━━━ Data entries ━━━

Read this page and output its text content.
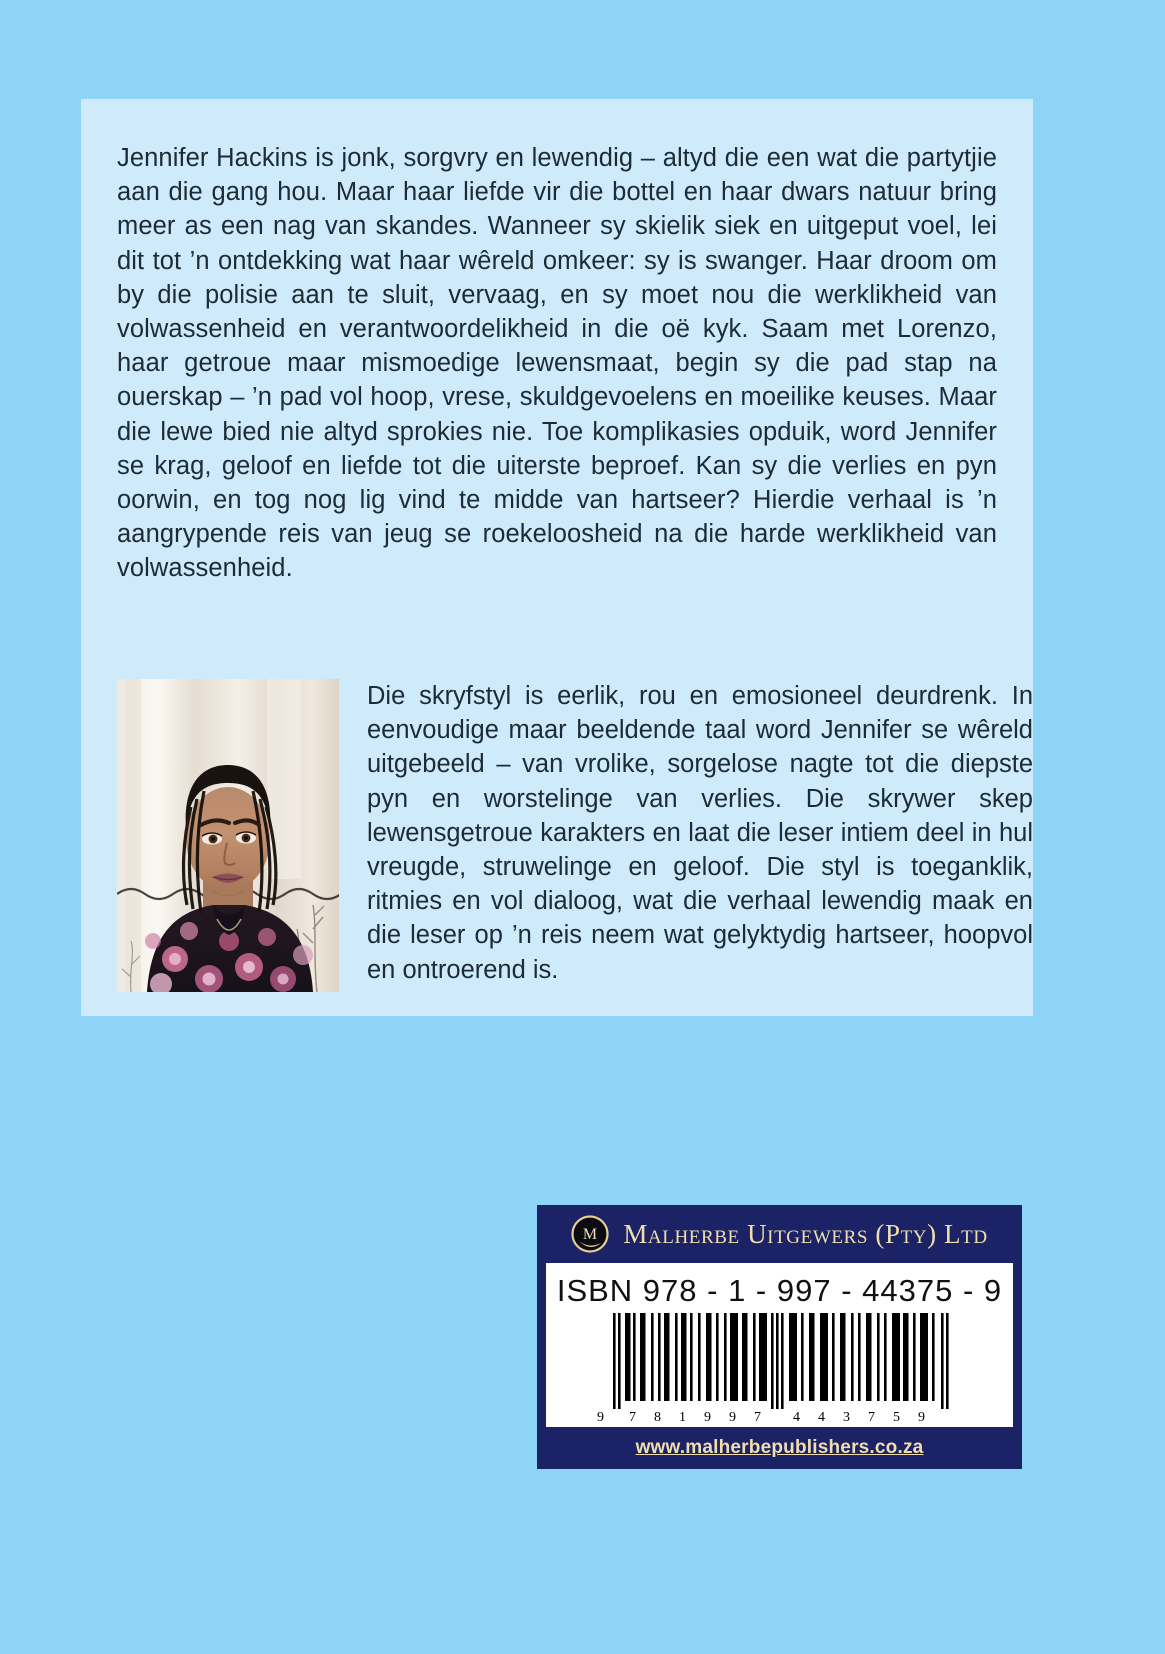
Jennifer Hackins is jonk, sorgvry en lewendig – altyd die een wat die partytjie aan die gang hou. Maar haar liefde vir die bottel en haar dwars natuur bring meer as een nag van skandes. Wanneer sy skielik siek en uitgeput voel, lei dit tot ’n ontdekking wat haar wêreld omkeer: sy is swanger. Haar droom om by die polisie aan te sluit, vervaag, en sy moet nou die werklikheid van volwassenheid en verantwoordelikheid in die oë kyk. Saam met Lorenzo, haar getroue maar mismoedige lewensmaat, begin sy die pad stap na ouerskap – ’n pad vol hoop, vrese, skuldgevoelens en moeilike keuses. Maar die lewe bied nie altyd sprokies nie. Toe komplikasies opduik, word Jennifer se krag, geloof en liefde tot die uiterste beproef. Kan sy die verlies en pyn oorwin, en tog nog lig vind te midde van hartseer? Hierdie verhaal is ’n aangrypende reis van jeug se roekeloosheid na die harde werklikheid van volwassenheid.

Die skryfstyl is eerlik, rou en emosioneel deurdrenk. In eenvoudige maar beeldende taal word Jennifer se wêreld uitgebeeld – van vrolike, sorgelose nagte tot die diepste pyn en worstelinge van verlies. Die skrywer skep lewensgetroue karakters en laat die leser intiem deel in hul vreugde, struwelinge en geloof. Die styl is toeganklik, ritmies en vol dialoog, wat die verhaal lewendig maak en die leser op ’n reis neem wat gelyktydig hartseer, hoopvol en ontroerend is.

M Malherbe Uitgewers (Pty) Ltd
ISBN 978 - 1 - 997 - 44375 - 9
9 7 8 1 9 9 7 4 4 3 7 5 9
www.malherbepublishers.co.za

━━━

Write out each entry exactly as given, but skip the pictures.

Read this page and output its text content.
Jennifer Hackins is jonk, sorgvry en lewendig – altyd die een wat die partytjie aan die gang hou. Maar haar liefde vir die bottel en haar dwars natuur bring meer as een nag van skandes. Wanneer sy skielik siek en uitgeput voel, lei dit tot ’n ontdekking wat haar wêreld omkeer: sy is swanger. Haar droom om by die polisie aan te sluit, vervaag, en sy moet nou die werklikheid van volwassenheid en verantwoordelikheid in die oë kyk. Saam met Lorenzo, haar getroue maar mismoedige lewensmaat, begin sy die pad stap na ouerskap – ’n pad vol hoop, vrese, skuldgevoelens en moeilike keuses. Maar die lewe bied nie altyd sprokies nie. Toe komplikasies opduik, word Jennifer se krag, geloof en liefde tot die uiterste beproef. Kan sy die verlies en pyn oorwin, en tog nog lig vind te midde van hartseer? Hierdie verhaal is ’n aangrypende reis van jeug se roekeloosheid na die harde werklikheid van volwassenheid.

Die skryfstyl is eerlik, rou en emosioneel deurdrenk. In eenvoudige maar beeldende taal word Jennifer se wêreld uitgebeeld – van vrolike, sorgelose nagte tot die diepste pyn en worstelinge van verlies. Die skrywer skep lewensgetroue karakters en laat die leser intiem deel in hul vreugde, struwelinge en geloof. Die styl is toeganklik, ritmies en vol dialoog, wat die verhaal lewendig maak en die leser op ’n reis neem wat gelyktydig hartseer, hoopvol en ontroerend is.

M Malherbe Uitgewers (Pty) Ltd
ISBN 978 - 1 - 997 - 44375 - 9
9 7 8 1 9 9 7 4 4 3 7 5 9
www.malherbepublishers.co.za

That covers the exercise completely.